In the material below, find each line holding the string "text" and copy it.
-- START OF Data provided --
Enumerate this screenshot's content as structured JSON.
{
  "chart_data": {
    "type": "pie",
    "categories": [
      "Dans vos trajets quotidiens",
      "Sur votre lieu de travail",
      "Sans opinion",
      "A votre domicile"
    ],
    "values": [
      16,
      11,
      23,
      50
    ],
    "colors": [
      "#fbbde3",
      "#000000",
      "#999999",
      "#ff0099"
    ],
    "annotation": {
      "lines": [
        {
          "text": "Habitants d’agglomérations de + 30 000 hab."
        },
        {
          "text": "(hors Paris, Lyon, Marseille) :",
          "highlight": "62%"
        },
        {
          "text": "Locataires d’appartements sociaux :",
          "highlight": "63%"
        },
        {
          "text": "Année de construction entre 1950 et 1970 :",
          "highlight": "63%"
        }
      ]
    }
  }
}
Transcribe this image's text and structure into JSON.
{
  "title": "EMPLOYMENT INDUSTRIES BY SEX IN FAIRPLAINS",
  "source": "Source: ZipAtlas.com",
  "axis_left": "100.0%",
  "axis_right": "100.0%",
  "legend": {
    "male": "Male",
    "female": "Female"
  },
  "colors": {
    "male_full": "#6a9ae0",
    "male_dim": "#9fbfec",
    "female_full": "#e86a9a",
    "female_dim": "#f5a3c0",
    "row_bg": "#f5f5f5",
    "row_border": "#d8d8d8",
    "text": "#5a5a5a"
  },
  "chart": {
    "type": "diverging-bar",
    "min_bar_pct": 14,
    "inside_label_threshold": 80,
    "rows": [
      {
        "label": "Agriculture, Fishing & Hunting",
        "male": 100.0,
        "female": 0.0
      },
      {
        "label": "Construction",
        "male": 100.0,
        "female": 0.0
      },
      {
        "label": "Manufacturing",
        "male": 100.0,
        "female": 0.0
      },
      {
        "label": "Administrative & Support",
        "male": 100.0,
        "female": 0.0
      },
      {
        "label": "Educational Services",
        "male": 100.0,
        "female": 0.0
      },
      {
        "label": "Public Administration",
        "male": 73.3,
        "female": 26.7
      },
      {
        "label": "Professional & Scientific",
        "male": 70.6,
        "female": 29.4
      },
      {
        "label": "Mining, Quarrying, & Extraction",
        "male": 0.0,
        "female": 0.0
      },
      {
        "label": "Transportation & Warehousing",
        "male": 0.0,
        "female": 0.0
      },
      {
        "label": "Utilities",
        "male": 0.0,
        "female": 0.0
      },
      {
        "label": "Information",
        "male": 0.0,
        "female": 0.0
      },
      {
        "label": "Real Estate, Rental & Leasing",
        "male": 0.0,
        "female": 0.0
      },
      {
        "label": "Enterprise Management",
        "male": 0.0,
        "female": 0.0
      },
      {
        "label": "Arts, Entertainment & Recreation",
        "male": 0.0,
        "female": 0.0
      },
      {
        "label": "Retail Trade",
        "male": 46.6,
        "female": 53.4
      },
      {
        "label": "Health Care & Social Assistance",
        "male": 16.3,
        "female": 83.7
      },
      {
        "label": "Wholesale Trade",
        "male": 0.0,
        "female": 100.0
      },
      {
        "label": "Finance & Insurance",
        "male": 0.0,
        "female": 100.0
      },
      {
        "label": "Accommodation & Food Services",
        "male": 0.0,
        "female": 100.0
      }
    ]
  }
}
-- END OF Data provided --
Result of this exercise
          "text": "Habitants d’agglomérations de + 30 000 hab."
          "text": "(hors Paris, Lyon, Marseille) :",
          "text": "Locataires d’appartements sociaux :",
          "text": "Année de construction entre 1950 et 1970 :",
Transcribe this image's text and structure into JSON.
    "text": "#5a5a5a"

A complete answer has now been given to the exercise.